STATED EXERCISE ->
Report every line below that holds the word "Intrusive".

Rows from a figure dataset

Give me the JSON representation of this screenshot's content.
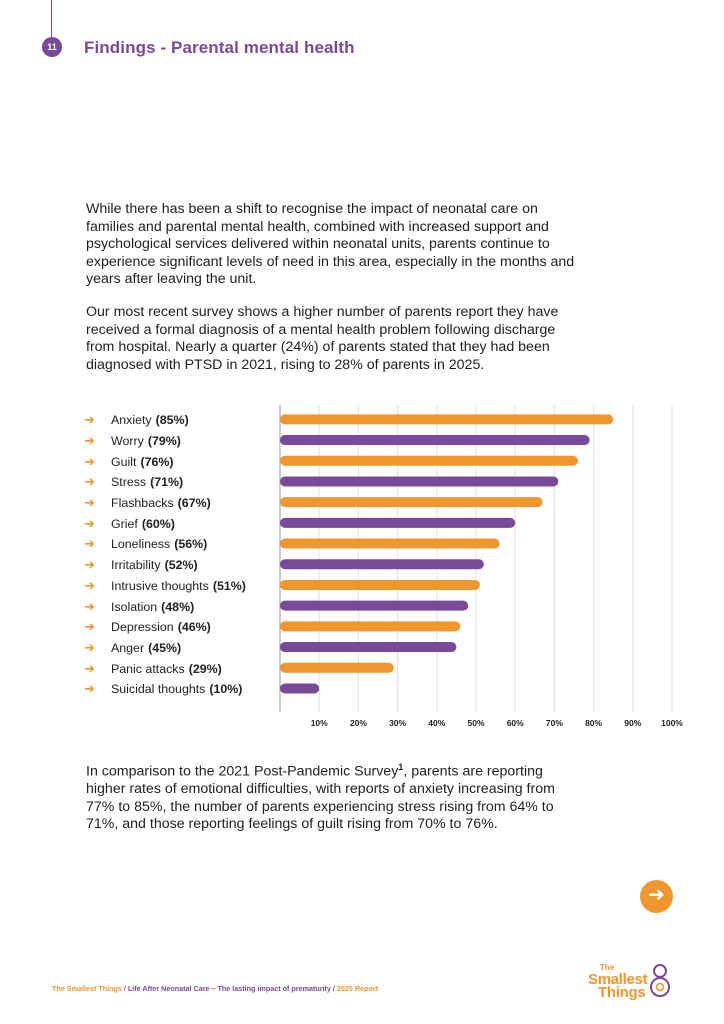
{
  "header": {
    "page_number": "11",
    "title": "Findings - Parental mental health"
  },
  "paragraphs": {
    "intro": "While there has been a shift to recognise the impact of neonatal care on families and parental mental health, combined with increased support and psychological services delivered within neonatal units, parents continue to experience significant levels of need in this area, especially in the months and years after leaving the unit.",
    "survey": "Our most recent survey shows a higher number of parents report they have received a formal diagnosis of a mental health problem following discharge from hospital. Nearly a quarter (24%) of parents stated that they had been diagnosed with PTSD in 2021, rising to 28% of parents in 2025.",
    "comparison_before": "In comparison to the 2021 Post-Pandemic Survey",
    "comparison_sup": "1",
    "comparison_after": ", parents are reporting higher rates of emotional difficulties, with reports of anxiety increasing from 77% to 85%, the number of parents experiencing stress rising from 64% to 71%, and those reporting feelings of guilt rising from 70% to 76%."
  },
  "legend": [
    {
      "name": "Anxiety",
      "pct": "(85%)"
    },
    {
      "name": "Worry",
      "pct": "(79%)"
    },
    {
      "name": "Guilt",
      "pct": "(76%)"
    },
    {
      "name": "Stress",
      "pct": "(71%)"
    },
    {
      "name": "Flashbacks",
      "pct": "(67%)"
    },
    {
      "name": "Grief",
      "pct": "(60%)"
    },
    {
      "name": "Loneliness",
      "pct": "(56%)"
    },
    {
      "name": "Irritability",
      "pct": "(52%)"
    },
    {
      "name": "Intrusive thoughts",
      "pct": "(51%)"
    },
    {
      "name": "Isolation",
      "pct": "(48%)"
    },
    {
      "name": "Depression",
      "pct": "(46%)"
    },
    {
      "name": "Anger",
      "pct": "(45%)"
    },
    {
      "name": "Panic attacks",
      "pct": "(29%)"
    },
    {
      "name": "Suicidal thoughts",
      "pct": "(10%)"
    }
  ],
  "chart_data": {
    "type": "bar",
    "orientation": "horizontal",
    "categories": [
      "Anxiety",
      "Worry",
      "Guilt",
      "Stress",
      "Flashbacks",
      "Grief",
      "Loneliness",
      "Irritability",
      "Intrusive thoughts",
      "Isolation",
      "Depression",
      "Anger",
      "Panic attacks",
      "Suicidal thoughts"
    ],
    "values": [
      85,
      79,
      76,
      71,
      67,
      60,
      56,
      52,
      51,
      48,
      46,
      45,
      29,
      10
    ],
    "bar_colors": [
      "#f0962f",
      "#7a4a9a",
      "#f0962f",
      "#7a4a9a",
      "#f0962f",
      "#7a4a9a",
      "#f0962f",
      "#7a4a9a",
      "#f0962f",
      "#7a4a9a",
      "#f0962f",
      "#7a4a9a",
      "#f0962f",
      "#7a4a9a"
    ],
    "xticks": [
      "10%",
      "20%",
      "30%",
      "40%",
      "50%",
      "60%",
      "70%",
      "80%",
      "90%",
      "100%"
    ],
    "xlim": [
      0,
      100
    ],
    "grid": true,
    "title": "",
    "xlabel": "",
    "ylabel": ""
  },
  "footer": {
    "org": "The Smallest Things",
    "sep1": " / ",
    "report_title": "Life After Neonatal Care – The lasting impact of prematurity",
    "sep2": " / ",
    "year": "2025 Report"
  },
  "logo": {
    "line1": "The",
    "line2": "Smallest",
    "line3": "Things"
  },
  "colors": {
    "orange": "#f0962f",
    "purple": "#7a4a9a"
  },
  "icons": {
    "next": "arrow-right-circle-icon",
    "bullet": "arrow-right-icon"
  }
}
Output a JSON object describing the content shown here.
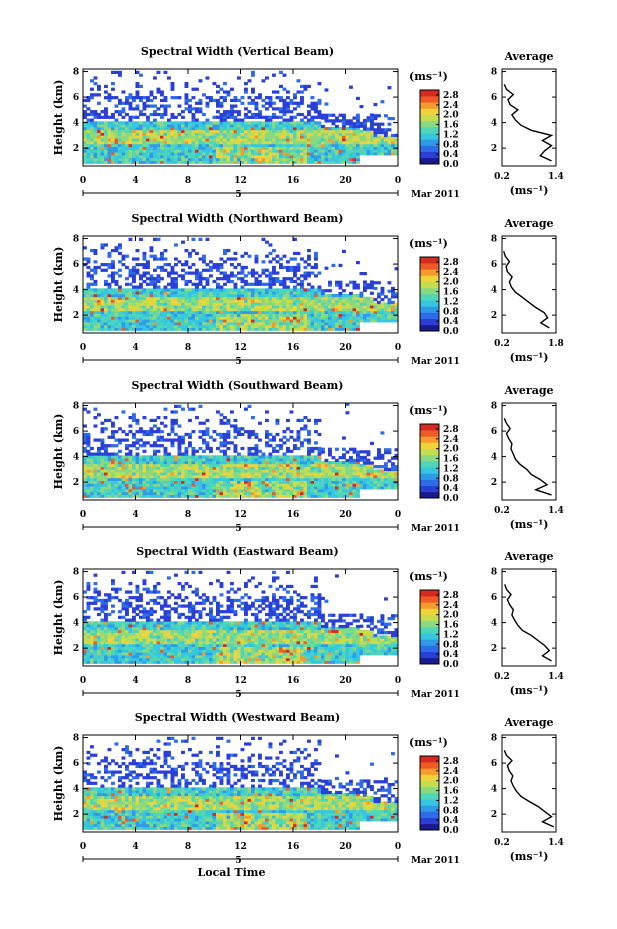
{
  "figure": {
    "xlabel": "Local Time",
    "day_label": "5",
    "month_label": "Mar 2011",
    "colorbar_unit": "(ms⁻¹)",
    "avg_unit": "(ms⁻¹)",
    "avg_title": "Average",
    "ylabel": "Height (km)"
  },
  "colormap": [
    "#1a1a8c",
    "#2a3fd6",
    "#2e6be8",
    "#2f9be8",
    "#35c6e0",
    "#4fd6b8",
    "#8ad980",
    "#c6dc50",
    "#f0d23a",
    "#f59b2e",
    "#ee5a26",
    "#d42a1f"
  ],
  "chart_data": [
    {
      "type": "heatmap",
      "title": "Spectral Width (Vertical Beam)",
      "ylabel": "Height (km)",
      "xlabel": "",
      "x_ticks": [
        "0",
        "4",
        "8",
        "12",
        "16",
        "20",
        "0"
      ],
      "y_ticks": [
        "2",
        "4",
        "6",
        "8"
      ],
      "xlim": [
        0,
        24
      ],
      "ylim": [
        0.6,
        8.2
      ],
      "colorbar": {
        "ticks": [
          "0.0",
          "0.4",
          "0.8",
          "1.2",
          "1.6",
          "2.0",
          "2.4",
          "2.8"
        ],
        "range": [
          0.0,
          3.0
        ]
      },
      "avg_profile": {
        "title": "Average",
        "xlabel": "(ms⁻¹)",
        "x_ticks": [
          "0.2",
          "1.4"
        ],
        "xlim": [
          0.2,
          1.4
        ],
        "y_ticks": [
          "2",
          "4",
          "6",
          "8"
        ],
        "ylim": [
          0.6,
          8.2
        ],
        "height": [
          1.0,
          1.4,
          1.8,
          2.2,
          2.6,
          3.0,
          3.4,
          3.8,
          4.2,
          4.6,
          5.0,
          5.4,
          5.8,
          6.2,
          6.6,
          7.0
        ],
        "width": [
          1.3,
          1.05,
          1.15,
          1.3,
          1.1,
          1.3,
          0.85,
          0.62,
          0.5,
          0.42,
          0.55,
          0.38,
          0.33,
          0.45,
          0.3,
          0.25
        ]
      }
    },
    {
      "type": "heatmap",
      "title": "Spectral Width (Northward Beam)",
      "ylabel": "Height (km)",
      "xlabel": "",
      "x_ticks": [
        "0",
        "4",
        "8",
        "12",
        "16",
        "20",
        "0"
      ],
      "y_ticks": [
        "2",
        "4",
        "6",
        "8"
      ],
      "xlim": [
        0,
        24
      ],
      "ylim": [
        0.6,
        8.2
      ],
      "colorbar": {
        "ticks": [
          "0.0",
          "0.4",
          "0.8",
          "1.2",
          "1.6",
          "2.0",
          "2.4",
          "2.8"
        ],
        "range": [
          0.0,
          3.0
        ]
      },
      "avg_profile": {
        "title": "Average",
        "xlabel": "(ms⁻¹)",
        "x_ticks": [
          "0.2",
          "1.8"
        ],
        "xlim": [
          0.2,
          1.8
        ],
        "y_ticks": [
          "2",
          "4",
          "6",
          "8"
        ],
        "ylim": [
          0.6,
          8.2
        ],
        "height": [
          1.0,
          1.4,
          1.8,
          2.2,
          2.6,
          3.0,
          3.4,
          3.8,
          4.2,
          4.6,
          5.0,
          5.4,
          5.8,
          6.2,
          6.6,
          7.0
        ],
        "width": [
          1.6,
          1.35,
          1.55,
          1.45,
          1.2,
          1.0,
          0.8,
          0.6,
          0.48,
          0.42,
          0.5,
          0.36,
          0.32,
          0.42,
          0.3,
          0.25
        ]
      }
    },
    {
      "type": "heatmap",
      "title": "Spectral Width (Southward Beam)",
      "ylabel": "Height (km)",
      "xlabel": "",
      "x_ticks": [
        "0",
        "4",
        "8",
        "12",
        "16",
        "20",
        "0"
      ],
      "y_ticks": [
        "2",
        "4",
        "6",
        "8"
      ],
      "xlim": [
        0,
        24
      ],
      "ylim": [
        0.6,
        8.2
      ],
      "colorbar": {
        "ticks": [
          "0.0",
          "0.4",
          "0.8",
          "1.2",
          "1.6",
          "2.0",
          "2.4",
          "2.8"
        ],
        "range": [
          0.0,
          3.0
        ]
      },
      "avg_profile": {
        "title": "Average",
        "xlabel": "(ms⁻¹)",
        "x_ticks": [
          "0.2",
          "1.4"
        ],
        "xlim": [
          0.2,
          1.4
        ],
        "y_ticks": [
          "2",
          "4",
          "6",
          "8"
        ],
        "ylim": [
          0.6,
          8.2
        ],
        "height": [
          1.0,
          1.4,
          1.8,
          2.2,
          2.6,
          3.0,
          3.4,
          3.8,
          4.2,
          4.6,
          5.0,
          5.4,
          5.8,
          6.2,
          6.6,
          7.0
        ],
        "width": [
          1.3,
          0.95,
          1.2,
          1.05,
          0.85,
          0.75,
          0.6,
          0.5,
          0.45,
          0.4,
          0.42,
          0.35,
          0.3,
          0.38,
          0.3,
          0.25
        ]
      }
    },
    {
      "type": "heatmap",
      "title": "Spectral Width (Eastward Beam)",
      "ylabel": "Height (km)",
      "xlabel": "",
      "x_ticks": [
        "0",
        "4",
        "8",
        "12",
        "16",
        "20",
        "0"
      ],
      "y_ticks": [
        "2",
        "4",
        "6",
        "8"
      ],
      "xlim": [
        0,
        24
      ],
      "ylim": [
        0.6,
        8.2
      ],
      "colorbar": {
        "ticks": [
          "0.0",
          "0.4",
          "0.8",
          "1.2",
          "1.6",
          "2.0",
          "2.4",
          "2.8"
        ],
        "range": [
          0.0,
          3.0
        ]
      },
      "avg_profile": {
        "title": "Average",
        "xlabel": "(ms⁻¹)",
        "x_ticks": [
          "0.2",
          "1.4"
        ],
        "xlim": [
          0.2,
          1.4
        ],
        "y_ticks": [
          "2",
          "4",
          "6",
          "8"
        ],
        "ylim": [
          0.6,
          8.2
        ],
        "height": [
          1.0,
          1.4,
          1.8,
          2.2,
          2.6,
          3.0,
          3.4,
          3.8,
          4.2,
          4.6,
          5.0,
          5.4,
          5.8,
          6.2,
          6.6,
          7.0
        ],
        "width": [
          1.3,
          1.1,
          1.25,
          1.15,
          1.0,
          0.85,
          0.65,
          0.55,
          0.48,
          0.42,
          0.45,
          0.37,
          0.32,
          0.4,
          0.3,
          0.26
        ]
      }
    },
    {
      "type": "heatmap",
      "title": "Spectral Width (Westward Beam)",
      "ylabel": "Height (km)",
      "xlabel": "Local Time",
      "x_ticks": [
        "0",
        "4",
        "8",
        "12",
        "16",
        "20",
        "0"
      ],
      "y_ticks": [
        "2",
        "4",
        "6",
        "8"
      ],
      "xlim": [
        0,
        24
      ],
      "ylim": [
        0.6,
        8.2
      ],
      "colorbar": {
        "ticks": [
          "0.0",
          "0.4",
          "0.8",
          "1.2",
          "1.6",
          "2.0",
          "2.4",
          "2.8"
        ],
        "range": [
          0.0,
          3.0
        ]
      },
      "avg_profile": {
        "title": "Average",
        "xlabel": "(ms⁻¹)",
        "x_ticks": [
          "0.2",
          "1.4"
        ],
        "xlim": [
          0.2,
          1.4
        ],
        "y_ticks": [
          "2",
          "4",
          "6",
          "8"
        ],
        "ylim": [
          0.6,
          8.2
        ],
        "height": [
          1.0,
          1.4,
          1.8,
          2.2,
          2.6,
          3.0,
          3.4,
          3.8,
          4.2,
          4.6,
          5.0,
          5.4,
          5.8,
          6.2,
          6.6,
          7.0
        ],
        "width": [
          1.35,
          1.1,
          1.3,
          1.15,
          1.0,
          0.8,
          0.62,
          0.52,
          0.45,
          0.4,
          0.44,
          0.36,
          0.32,
          0.42,
          0.3,
          0.25
        ]
      }
    }
  ]
}
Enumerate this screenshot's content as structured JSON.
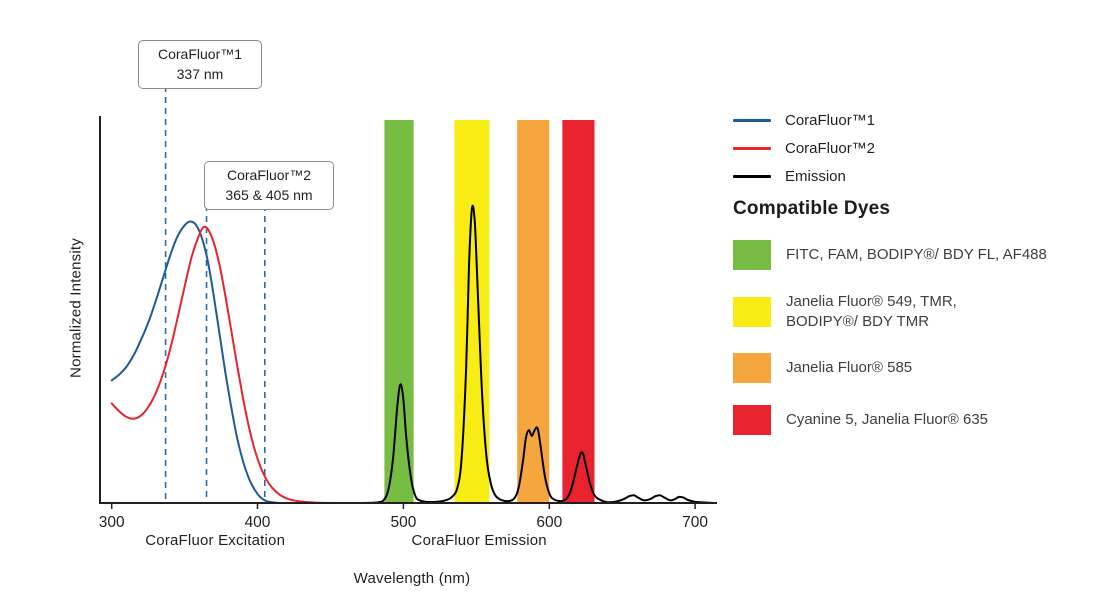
{
  "figure": {
    "ylabel": "Normalized Intensity",
    "xlabel": "Wavelength (nm)",
    "annotations": [
      {
        "line1": "CoraFluor™1",
        "line2": "337 nm"
      },
      {
        "line1": "CoraFluor™2",
        "line2": "365 & 405 nm"
      }
    ]
  },
  "legend": {
    "entries": [
      {
        "label": "CoraFluor™1",
        "color": "#1e5b96"
      },
      {
        "label": "CoraFluor™2",
        "color": "#e8232e"
      },
      {
        "label": "Emission",
        "color": "#000000"
      }
    ],
    "dyes_heading": "Compatible Dyes",
    "dyes": [
      {
        "color": "#77bc43",
        "lines": [
          "FITC, FAM, BODIPY®/ BDY FL, AF488"
        ]
      },
      {
        "color": "#f7ec13",
        "lines": [
          "Janelia Fluor® 549, TMR,",
          "BODIPY®/ BDY TMR"
        ]
      },
      {
        "color": "#f5a53d",
        "lines": [
          "Janelia Fluor® 585"
        ]
      },
      {
        "color": "#e8232e",
        "lines": [
          "Cyanine 5, Janelia Fluor® 635"
        ]
      }
    ]
  },
  "chart_data": {
    "type": "line",
    "xlabel": "Wavelength (nm)",
    "ylabel": "Normalized Intensity",
    "xlim": [
      292,
      715
    ],
    "ylim": [
      0,
      1.0
    ],
    "x_ticks": [
      300,
      400,
      500,
      600,
      700
    ],
    "x_axis_group_labels": [
      {
        "label": "CoraFluor Excitation",
        "center_nm": 371
      },
      {
        "label": "CoraFluor Emission",
        "center_nm": 552
      }
    ],
    "marker_color": "#2a6ca6",
    "markers": [
      {
        "nm": 337,
        "label": "CoraFluor™1 337 nm"
      },
      {
        "nm": 365,
        "label": "CoraFluor™2 365 nm"
      },
      {
        "nm": 405,
        "label": "CoraFluor™2 405 nm"
      }
    ],
    "bands": [
      {
        "name": "green",
        "color": "#77bc43",
        "range_nm": [
          487,
          507
        ],
        "dyes": "FITC, FAM, BODIPY®/ BDY FL, AF488"
      },
      {
        "name": "yellow",
        "color": "#f7ec13",
        "range_nm": [
          535,
          559
        ],
        "dyes": "Janelia Fluor® 549, TMR, BODIPY®/ BDY TMR"
      },
      {
        "name": "orange",
        "color": "#f5a53d",
        "range_nm": [
          578,
          600
        ],
        "dyes": "Janelia Fluor® 585"
      },
      {
        "name": "red",
        "color": "#e8232e",
        "range_nm": [
          609,
          631
        ],
        "dyes": "Cyanine 5, Janelia Fluor® 635"
      }
    ],
    "series": [
      {
        "name": "CoraFluor™1",
        "color": "#1e5b96",
        "points": [
          [
            300,
            0.32
          ],
          [
            305,
            0.335
          ],
          [
            310,
            0.355
          ],
          [
            315,
            0.385
          ],
          [
            320,
            0.425
          ],
          [
            325,
            0.47
          ],
          [
            330,
            0.525
          ],
          [
            335,
            0.585
          ],
          [
            340,
            0.645
          ],
          [
            345,
            0.695
          ],
          [
            350,
            0.725
          ],
          [
            354,
            0.735
          ],
          [
            358,
            0.725
          ],
          [
            362,
            0.69
          ],
          [
            366,
            0.63
          ],
          [
            370,
            0.54
          ],
          [
            374,
            0.44
          ],
          [
            378,
            0.34
          ],
          [
            382,
            0.25
          ],
          [
            386,
            0.17
          ],
          [
            390,
            0.11
          ],
          [
            394,
            0.065
          ],
          [
            398,
            0.035
          ],
          [
            402,
            0.015
          ],
          [
            406,
            0.005
          ],
          [
            410,
            0.002
          ],
          [
            416,
            0
          ]
        ]
      },
      {
        "name": "CoraFluor™2",
        "color": "#e8232e",
        "points": [
          [
            300,
            0.26
          ],
          [
            305,
            0.24
          ],
          [
            310,
            0.225
          ],
          [
            315,
            0.22
          ],
          [
            320,
            0.228
          ],
          [
            325,
            0.25
          ],
          [
            330,
            0.285
          ],
          [
            335,
            0.335
          ],
          [
            340,
            0.4
          ],
          [
            345,
            0.48
          ],
          [
            350,
            0.565
          ],
          [
            355,
            0.645
          ],
          [
            360,
            0.7
          ],
          [
            363,
            0.72
          ],
          [
            366,
            0.715
          ],
          [
            370,
            0.68
          ],
          [
            374,
            0.62
          ],
          [
            378,
            0.54
          ],
          [
            382,
            0.45
          ],
          [
            386,
            0.36
          ],
          [
            390,
            0.275
          ],
          [
            394,
            0.2
          ],
          [
            398,
            0.14
          ],
          [
            402,
            0.095
          ],
          [
            406,
            0.062
          ],
          [
            410,
            0.04
          ],
          [
            415,
            0.022
          ],
          [
            420,
            0.012
          ],
          [
            426,
            0.006
          ],
          [
            432,
            0.003
          ],
          [
            440,
            0.001
          ],
          [
            450,
            0
          ]
        ]
      },
      {
        "name": "Emission",
        "color": "#000000",
        "points": [
          [
            470,
            0
          ],
          [
            483,
            0.002
          ],
          [
            487,
            0.01
          ],
          [
            490,
            0.04
          ],
          [
            493,
            0.12
          ],
          [
            496,
            0.26
          ],
          [
            498,
            0.31
          ],
          [
            500,
            0.27
          ],
          [
            502,
            0.17
          ],
          [
            505,
            0.07
          ],
          [
            508,
            0.02
          ],
          [
            511,
            0.007
          ],
          [
            516,
            0.003
          ],
          [
            522,
            0.003
          ],
          [
            528,
            0.006
          ],
          [
            533,
            0.015
          ],
          [
            537,
            0.04
          ],
          [
            540,
            0.12
          ],
          [
            543,
            0.35
          ],
          [
            545,
            0.62
          ],
          [
            547,
            0.77
          ],
          [
            549,
            0.73
          ],
          [
            551,
            0.55
          ],
          [
            554,
            0.28
          ],
          [
            557,
            0.12
          ],
          [
            560,
            0.05
          ],
          [
            563,
            0.02
          ],
          [
            567,
            0.008
          ],
          [
            572,
            0.005
          ],
          [
            576,
            0.012
          ],
          [
            579,
            0.04
          ],
          [
            582,
            0.11
          ],
          [
            584,
            0.17
          ],
          [
            586,
            0.19
          ],
          [
            588,
            0.175
          ],
          [
            590,
            0.19
          ],
          [
            592,
            0.195
          ],
          [
            594,
            0.15
          ],
          [
            597,
            0.07
          ],
          [
            600,
            0.025
          ],
          [
            603,
            0.01
          ],
          [
            608,
            0.005
          ],
          [
            612,
            0.012
          ],
          [
            615,
            0.035
          ],
          [
            618,
            0.08
          ],
          [
            621,
            0.125
          ],
          [
            623,
            0.13
          ],
          [
            625,
            0.1
          ],
          [
            628,
            0.05
          ],
          [
            631,
            0.02
          ],
          [
            635,
            0.008
          ],
          [
            640,
            0.002
          ],
          [
            646,
            0.004
          ],
          [
            651,
            0.01
          ],
          [
            655,
            0.018
          ],
          [
            658,
            0.02
          ],
          [
            661,
            0.014
          ],
          [
            665,
            0.007
          ],
          [
            669,
            0.01
          ],
          [
            673,
            0.018
          ],
          [
            676,
            0.02
          ],
          [
            679,
            0.014
          ],
          [
            683,
            0.007
          ],
          [
            686,
            0.01
          ],
          [
            689,
            0.016
          ],
          [
            692,
            0.014
          ],
          [
            695,
            0.008
          ],
          [
            700,
            0.003
          ],
          [
            708,
            0.001
          ],
          [
            714,
            0
          ]
        ]
      }
    ]
  }
}
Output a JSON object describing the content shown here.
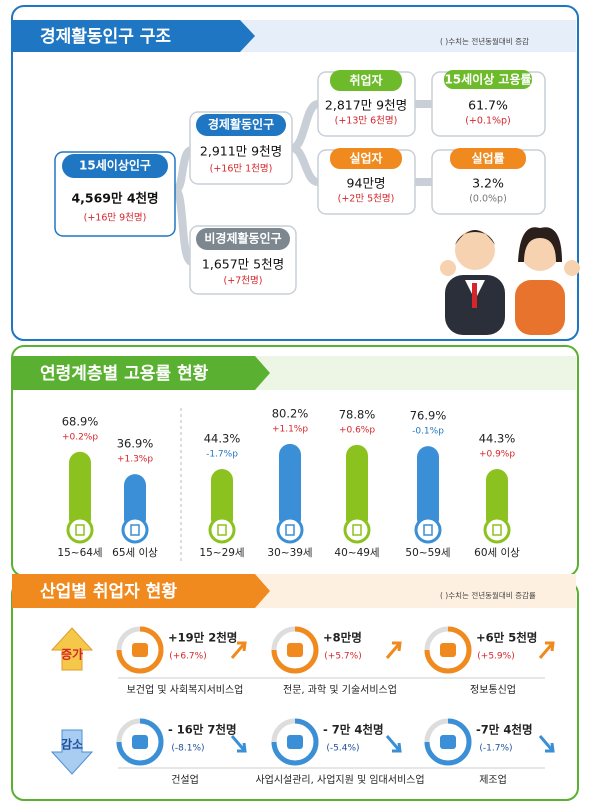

THE RESPONSE ->
      "name": "Intrusive thoughts",
      "Intrusive thoughts",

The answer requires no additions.